Short problem:
All of the data below should be written out exactly.

Record set:
______
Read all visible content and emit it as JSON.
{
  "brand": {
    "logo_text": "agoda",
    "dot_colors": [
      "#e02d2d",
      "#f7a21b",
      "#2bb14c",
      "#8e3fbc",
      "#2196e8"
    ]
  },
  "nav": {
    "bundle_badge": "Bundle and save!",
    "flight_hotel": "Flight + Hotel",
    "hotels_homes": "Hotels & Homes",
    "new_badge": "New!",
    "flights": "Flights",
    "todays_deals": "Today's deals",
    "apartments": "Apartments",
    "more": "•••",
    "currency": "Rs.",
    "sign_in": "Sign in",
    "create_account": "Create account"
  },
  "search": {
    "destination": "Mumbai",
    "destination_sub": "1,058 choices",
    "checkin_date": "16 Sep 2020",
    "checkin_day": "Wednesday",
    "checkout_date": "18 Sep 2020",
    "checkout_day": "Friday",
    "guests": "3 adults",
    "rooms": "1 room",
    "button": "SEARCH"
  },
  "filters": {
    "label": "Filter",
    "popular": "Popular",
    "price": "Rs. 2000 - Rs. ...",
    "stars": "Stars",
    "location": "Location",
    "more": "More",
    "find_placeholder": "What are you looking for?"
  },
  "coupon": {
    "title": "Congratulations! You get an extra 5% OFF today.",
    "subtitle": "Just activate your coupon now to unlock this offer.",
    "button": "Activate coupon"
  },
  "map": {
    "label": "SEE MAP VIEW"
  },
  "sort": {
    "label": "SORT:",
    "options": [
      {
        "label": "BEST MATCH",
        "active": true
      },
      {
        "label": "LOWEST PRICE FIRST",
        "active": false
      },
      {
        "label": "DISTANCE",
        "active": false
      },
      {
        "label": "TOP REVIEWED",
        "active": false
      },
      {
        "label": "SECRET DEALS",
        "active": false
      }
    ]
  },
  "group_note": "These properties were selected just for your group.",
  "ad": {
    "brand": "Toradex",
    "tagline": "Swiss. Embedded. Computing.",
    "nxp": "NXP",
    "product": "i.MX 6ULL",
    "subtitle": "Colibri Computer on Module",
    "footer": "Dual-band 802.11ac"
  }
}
______
Solution to this exercise:
Read all visible content and emit it as JSON.
{
  "brand": {
    "logo_text": "agoda",
    "dot_colors": [
      "#e02d2d",
      "#f7a21b",
      "#2bb14c",
      "#8e3fbc",
      "#2196e8"
    ]
  },
  "nav": {
    "bundle_badge": "Bundle and save!",
    "flight_hotel": "Flight + Hotel",
    "hotels_homes": "Hotels & Homes",
    "new_badge": "New!",
    "flights": "Flights",
    "todays_deals": "Today's deals",
    "apartments": "Apartments",
    "more": "•••",
    "currency": "Rs.",
    "sign_in": "Sign in",
    "create_account": "Create account"
  },
  "search": {
    "destination": "Mumbai",
    "destination_sub": "1,058 choices",
    "checkin_date": "16 Sep 2020",
    "checkin_day": "Wednesday",
    "checkout_date": "18 Sep 2020",
    "checkout_day": "Friday",
    "guests": "3 adults",
    "rooms": "1 room",
    "button": "SEARCH"
  },
  "filters": {
    "label": "Filter",
    "popular": "Popular",
    "price": "Rs. 2000 - Rs. ...",
    "stars": "Stars",
    "location": "Location",
    "more": "More",
    "find_placeholder": "What are you looking for?"
  },
  "coupon": {
    "title": "Congratulations! You get an extra 5% OFF today.",
    "subtitle": "Just activate your coupon now to unlock this offer.",
    "button": "Activate coupon"
  },
  "map": {
    "label": "SEE MAP VIEW"
  },
  "sort": {
    "label": "SORT:",
    "options": [
      {
        "label": "BEST MATCH",
        "active": true
      },
      {
        "label": "LOWEST PRICE FIRST",
        "active": false
      },
      {
        "label": "DISTANCE",
        "active": false
      },
      {
        "label": "TOP REVIEWED",
        "active": false
      },
      {
        "label": "SECRET DEALS",
        "active": false
      }
    ]
  },
  "group_note": "These properties were selected just for your group.",
  "ad": {
    "brand": "Toradex",
    "tagline": "Swiss. Embedded. Computing.",
    "nxp": "NXP",
    "product": "i.MX 6ULL",
    "subtitle": "Colibri Computer on Module",
    "footer": "Dual-band 802.11ac"
  }
}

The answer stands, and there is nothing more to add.